## Instructions to follow
Continue the humor column below, the one that opens with an airline pilot's jokes, starting right after its last sentence.

[[ Passage provided open ]]

AIRLINE pilots speak in robot-talk. The only thing you hear is “Flight attendants, prepare for landing.”
We need more pilots like the one on a long AirTran flight to Seattle from the Quad-Cities by way of Atlanta.
He blurts out: “Welcome aboard this beautiful, gorgeous Boeing 737, made in America, right in Seattle where we’re heading.”
As passengers nibble on mini-sacks of pretzels, he seriously announces, “I know you are appreciating our award-winning cuisine.”
The plane drones high above the clouds. He breaks into the quiet: “We’re now over Kansas.” Some garble follows about not being able to see anything below, “so don’t look for Dorothy and Toto.”
Later: “We’re now over Walla Walla, Wash. You can’t climb out on a wing to get a look.”
Another terse announcement that chuckles the passengers:
“Please, only one person in the rest room at a time. A little crowded, you know.”
COMMENT overheard at the swarming Atlanta airport, said to be busier than Chicago’s O’Hare:
“You’ll never get to heaven anymore unless you go through Atlanta.”
Take two aspirin and groan
Dick Sheckler of DeWitt is telling this one around town:
A man is filling out an application for life insurance, and the agent is asking him the usual questions.
Then he asks, “Do you have any scars?”
The man replies, “No, but I have some cigarettes.”
Life in the faceless cities“We have become so impersonal,” a reader reports. “The other day I called a physician’s office. When I was put on hold, the message was: ‘Please hold. All our agents are busy with other customers. We will answer your call in the order we received it.’ Can you imagine a patient being called a customer? I really couldn’t help but laugh all the time I was on hold.”
Bless this patient. Thank goodness she could laugh. Would you?

[[ Passage provided closed ]]
[[ Data listing open ]]

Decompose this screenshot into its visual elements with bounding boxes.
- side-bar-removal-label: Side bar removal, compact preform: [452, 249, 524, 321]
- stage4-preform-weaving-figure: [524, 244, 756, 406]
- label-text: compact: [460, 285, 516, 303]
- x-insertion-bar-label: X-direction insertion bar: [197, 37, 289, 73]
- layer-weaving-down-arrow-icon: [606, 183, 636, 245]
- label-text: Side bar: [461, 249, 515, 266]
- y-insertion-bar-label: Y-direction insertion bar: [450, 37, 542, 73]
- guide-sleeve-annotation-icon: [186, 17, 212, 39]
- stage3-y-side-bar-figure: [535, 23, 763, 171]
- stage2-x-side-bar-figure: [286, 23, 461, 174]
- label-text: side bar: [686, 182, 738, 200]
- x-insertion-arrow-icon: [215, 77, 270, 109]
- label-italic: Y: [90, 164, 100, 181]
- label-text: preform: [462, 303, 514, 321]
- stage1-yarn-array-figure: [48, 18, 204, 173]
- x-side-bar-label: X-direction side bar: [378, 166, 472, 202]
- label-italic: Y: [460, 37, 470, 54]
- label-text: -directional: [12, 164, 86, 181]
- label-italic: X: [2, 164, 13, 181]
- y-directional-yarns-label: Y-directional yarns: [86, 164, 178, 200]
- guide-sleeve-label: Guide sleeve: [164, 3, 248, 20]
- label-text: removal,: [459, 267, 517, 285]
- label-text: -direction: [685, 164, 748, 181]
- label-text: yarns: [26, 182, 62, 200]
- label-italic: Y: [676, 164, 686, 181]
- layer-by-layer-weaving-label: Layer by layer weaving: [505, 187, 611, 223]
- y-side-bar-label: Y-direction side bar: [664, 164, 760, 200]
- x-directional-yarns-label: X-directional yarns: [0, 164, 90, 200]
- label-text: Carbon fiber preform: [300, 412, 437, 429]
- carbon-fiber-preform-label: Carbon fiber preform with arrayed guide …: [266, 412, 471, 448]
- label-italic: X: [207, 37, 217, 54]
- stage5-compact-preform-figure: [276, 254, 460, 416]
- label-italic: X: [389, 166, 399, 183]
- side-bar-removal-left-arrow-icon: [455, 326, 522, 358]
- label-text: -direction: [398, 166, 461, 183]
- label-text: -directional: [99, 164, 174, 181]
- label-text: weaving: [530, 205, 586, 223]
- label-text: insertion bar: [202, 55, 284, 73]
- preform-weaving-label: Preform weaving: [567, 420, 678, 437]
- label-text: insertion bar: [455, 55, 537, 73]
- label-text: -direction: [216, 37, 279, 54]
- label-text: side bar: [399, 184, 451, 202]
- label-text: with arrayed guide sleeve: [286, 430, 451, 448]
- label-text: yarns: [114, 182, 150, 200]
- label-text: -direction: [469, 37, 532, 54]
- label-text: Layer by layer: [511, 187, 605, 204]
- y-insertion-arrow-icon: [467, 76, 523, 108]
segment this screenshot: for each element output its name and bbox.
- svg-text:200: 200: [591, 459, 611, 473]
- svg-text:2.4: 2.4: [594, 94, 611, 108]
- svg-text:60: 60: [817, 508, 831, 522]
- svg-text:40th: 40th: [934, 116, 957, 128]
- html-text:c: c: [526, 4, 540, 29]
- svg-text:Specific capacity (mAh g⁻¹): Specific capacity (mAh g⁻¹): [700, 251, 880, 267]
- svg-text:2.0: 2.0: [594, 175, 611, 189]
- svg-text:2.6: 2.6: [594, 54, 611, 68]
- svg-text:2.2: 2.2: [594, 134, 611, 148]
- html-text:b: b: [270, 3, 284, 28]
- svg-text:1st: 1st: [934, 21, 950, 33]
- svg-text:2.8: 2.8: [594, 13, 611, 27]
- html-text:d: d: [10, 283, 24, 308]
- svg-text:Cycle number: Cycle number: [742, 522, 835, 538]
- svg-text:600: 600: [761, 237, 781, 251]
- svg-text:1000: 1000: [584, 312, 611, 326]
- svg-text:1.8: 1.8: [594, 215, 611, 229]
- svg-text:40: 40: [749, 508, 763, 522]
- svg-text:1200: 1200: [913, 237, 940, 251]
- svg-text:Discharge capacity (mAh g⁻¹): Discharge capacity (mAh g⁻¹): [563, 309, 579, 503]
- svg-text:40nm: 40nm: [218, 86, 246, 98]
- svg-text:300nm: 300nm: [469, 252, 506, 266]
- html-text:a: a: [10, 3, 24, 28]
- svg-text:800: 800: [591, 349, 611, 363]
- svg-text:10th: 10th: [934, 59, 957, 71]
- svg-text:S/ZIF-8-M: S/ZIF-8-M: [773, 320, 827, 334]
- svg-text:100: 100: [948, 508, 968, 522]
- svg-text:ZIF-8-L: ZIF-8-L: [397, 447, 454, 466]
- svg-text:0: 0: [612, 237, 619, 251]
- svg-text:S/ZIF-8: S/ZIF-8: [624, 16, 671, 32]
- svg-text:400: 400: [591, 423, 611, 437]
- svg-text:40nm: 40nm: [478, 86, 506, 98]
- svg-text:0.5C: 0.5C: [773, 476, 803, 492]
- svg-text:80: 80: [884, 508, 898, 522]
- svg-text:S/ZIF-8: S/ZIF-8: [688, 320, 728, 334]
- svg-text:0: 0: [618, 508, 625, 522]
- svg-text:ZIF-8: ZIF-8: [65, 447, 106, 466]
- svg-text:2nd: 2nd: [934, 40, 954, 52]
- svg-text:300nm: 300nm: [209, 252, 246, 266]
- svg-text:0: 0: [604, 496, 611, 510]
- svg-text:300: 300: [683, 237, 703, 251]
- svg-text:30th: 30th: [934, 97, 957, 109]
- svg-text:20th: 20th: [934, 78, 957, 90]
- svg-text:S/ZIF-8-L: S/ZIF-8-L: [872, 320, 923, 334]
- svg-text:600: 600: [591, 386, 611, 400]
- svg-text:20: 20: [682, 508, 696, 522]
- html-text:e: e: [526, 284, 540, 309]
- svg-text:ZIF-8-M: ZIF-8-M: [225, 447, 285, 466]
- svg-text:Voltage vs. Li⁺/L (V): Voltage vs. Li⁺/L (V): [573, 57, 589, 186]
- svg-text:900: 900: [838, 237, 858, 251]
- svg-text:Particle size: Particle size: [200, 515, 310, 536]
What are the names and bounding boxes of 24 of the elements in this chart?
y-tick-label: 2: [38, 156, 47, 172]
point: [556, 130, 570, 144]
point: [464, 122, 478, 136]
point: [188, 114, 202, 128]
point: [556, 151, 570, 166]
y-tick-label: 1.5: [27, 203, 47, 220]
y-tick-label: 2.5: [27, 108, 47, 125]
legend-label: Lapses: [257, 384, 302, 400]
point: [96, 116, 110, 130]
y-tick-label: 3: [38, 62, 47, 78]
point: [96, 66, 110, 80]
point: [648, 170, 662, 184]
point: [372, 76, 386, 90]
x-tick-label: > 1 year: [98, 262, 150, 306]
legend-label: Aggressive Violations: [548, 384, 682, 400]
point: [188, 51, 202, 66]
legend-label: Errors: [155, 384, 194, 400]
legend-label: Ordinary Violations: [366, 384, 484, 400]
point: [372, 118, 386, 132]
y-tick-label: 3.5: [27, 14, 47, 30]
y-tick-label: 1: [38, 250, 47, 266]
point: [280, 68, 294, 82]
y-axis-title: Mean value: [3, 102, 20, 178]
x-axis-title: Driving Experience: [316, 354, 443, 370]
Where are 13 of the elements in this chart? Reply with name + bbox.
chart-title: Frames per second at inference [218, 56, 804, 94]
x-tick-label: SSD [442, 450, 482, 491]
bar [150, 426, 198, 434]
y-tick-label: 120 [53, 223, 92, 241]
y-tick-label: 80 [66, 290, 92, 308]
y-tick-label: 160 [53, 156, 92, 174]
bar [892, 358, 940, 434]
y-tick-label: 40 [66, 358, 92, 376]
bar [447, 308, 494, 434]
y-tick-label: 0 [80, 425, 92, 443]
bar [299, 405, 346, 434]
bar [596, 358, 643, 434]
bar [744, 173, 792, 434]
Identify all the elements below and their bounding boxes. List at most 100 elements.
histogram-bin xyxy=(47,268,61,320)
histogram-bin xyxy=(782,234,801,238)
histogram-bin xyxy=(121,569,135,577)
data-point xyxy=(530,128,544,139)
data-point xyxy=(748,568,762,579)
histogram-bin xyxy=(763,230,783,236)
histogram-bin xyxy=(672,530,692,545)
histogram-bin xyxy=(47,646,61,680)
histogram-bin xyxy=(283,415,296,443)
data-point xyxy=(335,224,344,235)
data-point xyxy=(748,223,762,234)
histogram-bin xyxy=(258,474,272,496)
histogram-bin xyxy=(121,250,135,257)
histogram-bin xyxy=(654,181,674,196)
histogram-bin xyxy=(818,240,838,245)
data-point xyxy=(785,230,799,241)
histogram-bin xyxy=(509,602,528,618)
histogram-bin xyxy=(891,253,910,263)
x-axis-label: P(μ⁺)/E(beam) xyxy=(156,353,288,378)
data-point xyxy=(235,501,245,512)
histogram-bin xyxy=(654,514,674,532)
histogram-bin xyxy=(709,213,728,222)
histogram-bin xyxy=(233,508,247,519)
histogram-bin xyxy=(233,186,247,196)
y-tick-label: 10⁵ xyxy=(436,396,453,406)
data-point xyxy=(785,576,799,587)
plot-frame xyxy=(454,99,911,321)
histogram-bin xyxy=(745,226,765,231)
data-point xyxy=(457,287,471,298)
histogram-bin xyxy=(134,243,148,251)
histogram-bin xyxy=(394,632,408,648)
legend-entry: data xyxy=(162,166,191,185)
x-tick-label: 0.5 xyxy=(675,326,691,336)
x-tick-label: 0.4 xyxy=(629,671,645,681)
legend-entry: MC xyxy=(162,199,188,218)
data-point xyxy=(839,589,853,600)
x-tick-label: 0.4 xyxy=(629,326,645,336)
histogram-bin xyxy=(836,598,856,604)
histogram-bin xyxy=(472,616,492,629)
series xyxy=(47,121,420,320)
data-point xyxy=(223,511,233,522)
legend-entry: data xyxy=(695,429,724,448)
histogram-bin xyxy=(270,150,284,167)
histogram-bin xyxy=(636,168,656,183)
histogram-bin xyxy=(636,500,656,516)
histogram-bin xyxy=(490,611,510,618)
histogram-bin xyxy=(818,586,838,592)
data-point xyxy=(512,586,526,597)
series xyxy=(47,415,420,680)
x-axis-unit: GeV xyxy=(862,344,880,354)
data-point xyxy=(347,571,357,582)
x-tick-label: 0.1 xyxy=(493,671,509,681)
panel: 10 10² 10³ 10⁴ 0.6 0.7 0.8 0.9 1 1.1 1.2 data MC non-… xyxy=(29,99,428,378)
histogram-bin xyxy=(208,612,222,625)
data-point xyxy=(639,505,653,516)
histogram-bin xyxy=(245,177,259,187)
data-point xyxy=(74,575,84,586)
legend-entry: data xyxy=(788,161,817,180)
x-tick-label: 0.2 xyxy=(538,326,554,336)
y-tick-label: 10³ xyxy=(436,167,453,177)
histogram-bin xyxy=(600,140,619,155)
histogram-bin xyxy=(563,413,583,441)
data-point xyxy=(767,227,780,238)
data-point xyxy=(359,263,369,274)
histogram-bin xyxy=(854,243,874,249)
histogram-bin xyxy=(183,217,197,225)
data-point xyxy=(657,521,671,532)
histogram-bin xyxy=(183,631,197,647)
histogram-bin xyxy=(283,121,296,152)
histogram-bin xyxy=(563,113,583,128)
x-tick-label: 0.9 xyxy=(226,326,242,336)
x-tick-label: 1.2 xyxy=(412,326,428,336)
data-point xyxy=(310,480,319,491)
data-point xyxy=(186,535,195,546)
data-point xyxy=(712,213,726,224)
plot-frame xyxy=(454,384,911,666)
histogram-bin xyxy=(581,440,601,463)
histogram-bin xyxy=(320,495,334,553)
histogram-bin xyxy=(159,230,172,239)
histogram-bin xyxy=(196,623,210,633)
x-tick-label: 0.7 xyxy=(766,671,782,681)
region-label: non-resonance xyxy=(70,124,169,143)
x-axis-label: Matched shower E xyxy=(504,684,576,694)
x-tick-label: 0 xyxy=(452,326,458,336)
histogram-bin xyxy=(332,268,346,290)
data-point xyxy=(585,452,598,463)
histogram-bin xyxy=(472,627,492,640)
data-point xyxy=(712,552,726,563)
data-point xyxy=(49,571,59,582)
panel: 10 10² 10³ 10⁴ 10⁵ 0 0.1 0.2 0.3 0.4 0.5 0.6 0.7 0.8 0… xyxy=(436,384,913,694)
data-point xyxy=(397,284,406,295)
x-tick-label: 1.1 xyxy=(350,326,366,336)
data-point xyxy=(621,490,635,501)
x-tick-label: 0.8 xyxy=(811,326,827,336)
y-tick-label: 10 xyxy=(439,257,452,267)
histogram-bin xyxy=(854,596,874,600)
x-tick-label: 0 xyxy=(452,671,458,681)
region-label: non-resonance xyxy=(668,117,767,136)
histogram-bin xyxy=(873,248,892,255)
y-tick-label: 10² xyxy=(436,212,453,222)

[[ Data listing closed ]]

## Response to this exercise
Ole at the Olympics
A German, an Italian and a Norwegian wanted to see the Olympics but couldn’t get any tickets.
The three men stood watching athletes enter the grounds when suddenly the German took off. He returned wearing shorts and carrying a big rock. He walked to the gate and said, “Hans Schmidt, Germany, shot put.” They let him in.
The Italian saw this and took off, returning later wearing shorts and carrying a long tree limb. He walked to the gate and said, “Luigi Ghiberti, Italy, pole vault.” They let him in.
The Norwegian saw what happened and took off. He returned wearing shorts and carrying a spool of barbed wire. He walked up to the gate and said, ‘Ole Olson, Norway, fencing.”
Street scenes
ON MARQUEE of Hooters along D’port’s Welcome Way: “Beer now cheaper than gas. Drink, but don’t drive.”
CHECKING OUT: We’re losing the old motels where travelers once bedded down for the night along U.S. 6 in Davenport. Gone is the Tall Corn where Hillary stayed as a kid. Now, bulldozers are doing their job on what used to be Bettendorf’s El Rancho. Grim sight, a pile of well-worn mattresses in the driveway. Blame the interstates.